◆ What the task asks
Keep only the lines of the listing that include the word "NASA", and copy them.

Recorded data
· · · · ·

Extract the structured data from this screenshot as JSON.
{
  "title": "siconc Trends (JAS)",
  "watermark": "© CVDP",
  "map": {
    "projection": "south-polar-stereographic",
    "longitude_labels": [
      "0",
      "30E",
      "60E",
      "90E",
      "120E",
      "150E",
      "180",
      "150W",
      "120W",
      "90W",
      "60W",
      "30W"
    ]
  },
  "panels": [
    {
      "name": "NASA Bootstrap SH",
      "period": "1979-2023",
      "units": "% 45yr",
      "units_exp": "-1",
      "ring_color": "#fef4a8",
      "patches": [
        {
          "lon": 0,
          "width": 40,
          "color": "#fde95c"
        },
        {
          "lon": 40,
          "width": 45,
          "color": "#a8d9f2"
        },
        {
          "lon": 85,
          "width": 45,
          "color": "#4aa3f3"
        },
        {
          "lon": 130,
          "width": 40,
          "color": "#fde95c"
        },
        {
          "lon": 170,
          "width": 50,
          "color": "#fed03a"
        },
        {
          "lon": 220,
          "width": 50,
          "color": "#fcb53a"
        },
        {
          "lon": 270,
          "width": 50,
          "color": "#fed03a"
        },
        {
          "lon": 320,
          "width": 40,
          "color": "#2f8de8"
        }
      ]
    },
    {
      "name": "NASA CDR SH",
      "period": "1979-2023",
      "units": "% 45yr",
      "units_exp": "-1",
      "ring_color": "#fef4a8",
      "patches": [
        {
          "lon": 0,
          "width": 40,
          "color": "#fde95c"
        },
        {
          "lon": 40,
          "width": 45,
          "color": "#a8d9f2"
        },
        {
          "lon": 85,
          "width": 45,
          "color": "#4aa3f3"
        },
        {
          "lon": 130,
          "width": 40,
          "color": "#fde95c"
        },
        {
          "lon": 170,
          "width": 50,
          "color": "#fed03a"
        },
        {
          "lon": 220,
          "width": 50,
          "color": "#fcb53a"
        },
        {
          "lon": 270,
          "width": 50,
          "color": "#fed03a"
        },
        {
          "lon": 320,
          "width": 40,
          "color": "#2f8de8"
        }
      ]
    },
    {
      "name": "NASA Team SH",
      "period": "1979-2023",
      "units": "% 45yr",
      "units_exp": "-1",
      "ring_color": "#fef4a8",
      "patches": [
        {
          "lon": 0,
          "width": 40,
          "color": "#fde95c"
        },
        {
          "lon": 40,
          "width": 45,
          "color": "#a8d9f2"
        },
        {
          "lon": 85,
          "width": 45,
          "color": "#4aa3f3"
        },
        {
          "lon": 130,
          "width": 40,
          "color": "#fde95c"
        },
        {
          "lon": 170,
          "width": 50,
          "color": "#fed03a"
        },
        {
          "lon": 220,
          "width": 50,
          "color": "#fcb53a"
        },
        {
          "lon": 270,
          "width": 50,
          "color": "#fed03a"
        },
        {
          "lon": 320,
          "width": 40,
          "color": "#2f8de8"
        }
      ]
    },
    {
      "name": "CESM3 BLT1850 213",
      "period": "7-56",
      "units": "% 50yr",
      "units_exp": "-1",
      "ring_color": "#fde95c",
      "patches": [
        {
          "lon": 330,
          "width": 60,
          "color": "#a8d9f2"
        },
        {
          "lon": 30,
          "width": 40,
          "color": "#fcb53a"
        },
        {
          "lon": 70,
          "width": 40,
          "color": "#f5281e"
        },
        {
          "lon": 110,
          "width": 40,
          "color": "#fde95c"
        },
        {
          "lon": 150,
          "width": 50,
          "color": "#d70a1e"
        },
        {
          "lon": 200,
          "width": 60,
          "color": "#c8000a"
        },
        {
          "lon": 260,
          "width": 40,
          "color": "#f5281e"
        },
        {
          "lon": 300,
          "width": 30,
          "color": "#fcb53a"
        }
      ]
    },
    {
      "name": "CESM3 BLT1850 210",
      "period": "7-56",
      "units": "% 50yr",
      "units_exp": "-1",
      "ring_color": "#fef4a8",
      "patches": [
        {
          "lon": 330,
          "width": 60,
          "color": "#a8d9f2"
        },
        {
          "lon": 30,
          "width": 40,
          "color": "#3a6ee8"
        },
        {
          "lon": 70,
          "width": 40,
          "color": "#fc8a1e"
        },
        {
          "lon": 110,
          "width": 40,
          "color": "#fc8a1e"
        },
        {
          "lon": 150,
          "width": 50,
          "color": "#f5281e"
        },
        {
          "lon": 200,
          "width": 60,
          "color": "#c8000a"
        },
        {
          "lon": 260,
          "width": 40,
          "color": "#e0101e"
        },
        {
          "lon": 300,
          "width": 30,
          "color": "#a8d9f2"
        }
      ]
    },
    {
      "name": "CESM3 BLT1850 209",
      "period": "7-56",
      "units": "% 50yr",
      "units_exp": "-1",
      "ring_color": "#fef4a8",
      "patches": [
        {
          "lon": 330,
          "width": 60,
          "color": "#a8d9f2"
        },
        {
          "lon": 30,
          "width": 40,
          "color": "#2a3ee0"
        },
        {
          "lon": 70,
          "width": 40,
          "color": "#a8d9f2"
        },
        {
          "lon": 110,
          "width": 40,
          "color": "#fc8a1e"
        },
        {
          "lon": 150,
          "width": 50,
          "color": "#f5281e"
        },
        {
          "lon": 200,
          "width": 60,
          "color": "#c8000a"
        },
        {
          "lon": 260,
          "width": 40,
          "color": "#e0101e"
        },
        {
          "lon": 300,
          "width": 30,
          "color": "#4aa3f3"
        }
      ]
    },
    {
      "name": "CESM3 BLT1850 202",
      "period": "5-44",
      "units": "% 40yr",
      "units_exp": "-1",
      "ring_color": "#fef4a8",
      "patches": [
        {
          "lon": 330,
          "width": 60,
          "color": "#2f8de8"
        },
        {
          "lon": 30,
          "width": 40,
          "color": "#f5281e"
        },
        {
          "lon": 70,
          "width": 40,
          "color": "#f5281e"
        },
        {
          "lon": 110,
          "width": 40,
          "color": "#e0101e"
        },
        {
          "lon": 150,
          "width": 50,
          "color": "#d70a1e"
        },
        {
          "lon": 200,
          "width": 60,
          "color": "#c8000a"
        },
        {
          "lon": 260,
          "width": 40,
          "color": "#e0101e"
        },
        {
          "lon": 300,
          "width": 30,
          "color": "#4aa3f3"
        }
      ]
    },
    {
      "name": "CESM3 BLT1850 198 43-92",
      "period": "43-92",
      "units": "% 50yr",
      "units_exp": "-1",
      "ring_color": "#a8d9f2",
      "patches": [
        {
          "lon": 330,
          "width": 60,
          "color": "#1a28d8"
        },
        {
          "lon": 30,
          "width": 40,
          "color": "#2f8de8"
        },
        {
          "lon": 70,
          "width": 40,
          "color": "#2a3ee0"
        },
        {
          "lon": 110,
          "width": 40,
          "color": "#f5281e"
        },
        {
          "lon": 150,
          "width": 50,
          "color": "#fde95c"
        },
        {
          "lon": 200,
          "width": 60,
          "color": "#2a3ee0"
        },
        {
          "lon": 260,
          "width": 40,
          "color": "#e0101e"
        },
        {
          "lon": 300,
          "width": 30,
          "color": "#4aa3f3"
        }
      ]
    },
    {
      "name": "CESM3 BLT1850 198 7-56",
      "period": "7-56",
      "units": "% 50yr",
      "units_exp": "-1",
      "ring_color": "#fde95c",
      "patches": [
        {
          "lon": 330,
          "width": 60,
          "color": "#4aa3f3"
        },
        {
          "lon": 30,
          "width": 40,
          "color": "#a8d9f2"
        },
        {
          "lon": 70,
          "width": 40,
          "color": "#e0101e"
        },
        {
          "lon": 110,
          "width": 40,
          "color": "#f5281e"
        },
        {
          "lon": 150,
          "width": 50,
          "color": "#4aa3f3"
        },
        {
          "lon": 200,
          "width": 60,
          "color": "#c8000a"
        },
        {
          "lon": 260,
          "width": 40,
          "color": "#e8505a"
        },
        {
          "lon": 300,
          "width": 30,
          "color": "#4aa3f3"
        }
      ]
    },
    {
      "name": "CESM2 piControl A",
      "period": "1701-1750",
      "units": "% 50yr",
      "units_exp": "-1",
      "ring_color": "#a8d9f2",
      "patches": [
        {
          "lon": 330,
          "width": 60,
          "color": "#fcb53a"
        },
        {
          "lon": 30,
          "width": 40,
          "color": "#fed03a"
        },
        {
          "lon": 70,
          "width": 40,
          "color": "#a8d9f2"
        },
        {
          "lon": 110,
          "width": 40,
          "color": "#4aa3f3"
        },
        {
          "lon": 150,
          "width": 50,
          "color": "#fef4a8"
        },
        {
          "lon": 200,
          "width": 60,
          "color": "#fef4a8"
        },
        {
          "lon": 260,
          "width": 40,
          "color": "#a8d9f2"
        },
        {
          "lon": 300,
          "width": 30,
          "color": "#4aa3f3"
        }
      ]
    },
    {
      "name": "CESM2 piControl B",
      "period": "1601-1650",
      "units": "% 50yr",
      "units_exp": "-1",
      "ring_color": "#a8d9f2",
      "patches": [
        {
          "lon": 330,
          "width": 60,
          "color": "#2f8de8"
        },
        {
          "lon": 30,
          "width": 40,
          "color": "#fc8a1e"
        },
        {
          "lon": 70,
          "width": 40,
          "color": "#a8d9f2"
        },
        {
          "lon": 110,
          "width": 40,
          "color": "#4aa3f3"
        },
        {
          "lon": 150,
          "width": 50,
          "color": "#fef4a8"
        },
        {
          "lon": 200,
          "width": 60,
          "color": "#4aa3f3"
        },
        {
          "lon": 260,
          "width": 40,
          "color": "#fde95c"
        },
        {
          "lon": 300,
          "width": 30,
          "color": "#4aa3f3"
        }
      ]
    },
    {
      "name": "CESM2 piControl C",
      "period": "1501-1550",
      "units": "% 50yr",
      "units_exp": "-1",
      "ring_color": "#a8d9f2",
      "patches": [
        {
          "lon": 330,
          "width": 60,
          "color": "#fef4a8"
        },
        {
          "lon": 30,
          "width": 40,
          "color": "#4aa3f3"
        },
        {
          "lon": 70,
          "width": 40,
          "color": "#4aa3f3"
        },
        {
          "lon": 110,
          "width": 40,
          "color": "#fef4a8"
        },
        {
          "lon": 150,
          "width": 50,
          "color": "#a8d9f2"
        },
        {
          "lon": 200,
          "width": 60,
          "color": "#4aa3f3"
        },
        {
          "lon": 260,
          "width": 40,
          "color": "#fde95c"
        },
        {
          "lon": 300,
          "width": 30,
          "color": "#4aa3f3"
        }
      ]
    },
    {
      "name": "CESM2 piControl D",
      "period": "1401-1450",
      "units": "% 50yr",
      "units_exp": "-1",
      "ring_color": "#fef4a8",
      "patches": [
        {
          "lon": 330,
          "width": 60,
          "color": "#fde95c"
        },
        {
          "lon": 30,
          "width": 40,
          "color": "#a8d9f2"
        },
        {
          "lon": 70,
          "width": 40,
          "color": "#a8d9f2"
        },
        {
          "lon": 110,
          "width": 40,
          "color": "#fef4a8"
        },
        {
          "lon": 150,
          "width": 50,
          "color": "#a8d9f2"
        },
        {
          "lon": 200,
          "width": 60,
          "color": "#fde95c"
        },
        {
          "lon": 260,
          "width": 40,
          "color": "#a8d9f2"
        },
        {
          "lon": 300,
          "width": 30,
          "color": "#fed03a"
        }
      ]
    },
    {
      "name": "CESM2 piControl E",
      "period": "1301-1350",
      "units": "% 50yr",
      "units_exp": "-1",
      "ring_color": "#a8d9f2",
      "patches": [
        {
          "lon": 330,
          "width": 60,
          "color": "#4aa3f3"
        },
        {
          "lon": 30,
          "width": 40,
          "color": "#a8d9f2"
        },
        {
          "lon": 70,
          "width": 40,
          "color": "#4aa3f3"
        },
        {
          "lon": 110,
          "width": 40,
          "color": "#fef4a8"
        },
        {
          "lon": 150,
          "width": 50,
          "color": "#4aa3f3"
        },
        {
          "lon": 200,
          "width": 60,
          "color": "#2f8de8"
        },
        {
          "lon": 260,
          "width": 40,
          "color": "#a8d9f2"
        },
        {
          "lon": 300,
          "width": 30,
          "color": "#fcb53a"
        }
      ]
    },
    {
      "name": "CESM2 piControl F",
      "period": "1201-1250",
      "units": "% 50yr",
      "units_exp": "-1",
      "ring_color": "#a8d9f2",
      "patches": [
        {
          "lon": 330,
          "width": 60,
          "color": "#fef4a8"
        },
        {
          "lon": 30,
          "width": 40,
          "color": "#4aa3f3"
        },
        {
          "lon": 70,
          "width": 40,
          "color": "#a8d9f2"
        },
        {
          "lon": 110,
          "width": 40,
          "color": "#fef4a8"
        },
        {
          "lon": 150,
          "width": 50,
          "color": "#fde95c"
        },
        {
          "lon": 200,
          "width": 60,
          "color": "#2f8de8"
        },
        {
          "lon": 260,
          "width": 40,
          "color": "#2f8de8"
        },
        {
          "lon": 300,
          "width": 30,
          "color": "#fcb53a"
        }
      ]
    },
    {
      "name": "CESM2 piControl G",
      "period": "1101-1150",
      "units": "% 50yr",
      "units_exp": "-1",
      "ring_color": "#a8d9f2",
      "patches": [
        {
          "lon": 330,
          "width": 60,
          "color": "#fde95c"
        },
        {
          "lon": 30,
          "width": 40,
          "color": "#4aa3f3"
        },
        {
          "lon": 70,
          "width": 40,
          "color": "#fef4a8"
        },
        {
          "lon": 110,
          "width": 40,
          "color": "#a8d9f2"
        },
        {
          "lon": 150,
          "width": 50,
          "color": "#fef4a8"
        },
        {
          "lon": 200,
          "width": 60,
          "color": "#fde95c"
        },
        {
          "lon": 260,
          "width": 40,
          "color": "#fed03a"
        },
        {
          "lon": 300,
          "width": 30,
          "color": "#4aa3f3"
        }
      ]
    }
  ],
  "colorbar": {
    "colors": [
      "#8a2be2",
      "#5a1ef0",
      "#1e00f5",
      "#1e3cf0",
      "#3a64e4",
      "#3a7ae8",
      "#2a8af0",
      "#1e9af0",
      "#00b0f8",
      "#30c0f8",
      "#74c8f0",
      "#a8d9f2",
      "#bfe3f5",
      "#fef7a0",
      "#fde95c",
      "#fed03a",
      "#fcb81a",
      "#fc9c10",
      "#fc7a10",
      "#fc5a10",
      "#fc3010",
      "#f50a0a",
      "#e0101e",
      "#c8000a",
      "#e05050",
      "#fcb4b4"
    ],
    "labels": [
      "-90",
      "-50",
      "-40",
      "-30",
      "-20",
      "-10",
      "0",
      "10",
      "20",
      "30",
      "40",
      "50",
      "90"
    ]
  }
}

· · · · ·

◆ Result of the task
      "name": "NASA Bootstrap SH",
      "name": "NASA CDR SH",
      "name": "NASA Team SH",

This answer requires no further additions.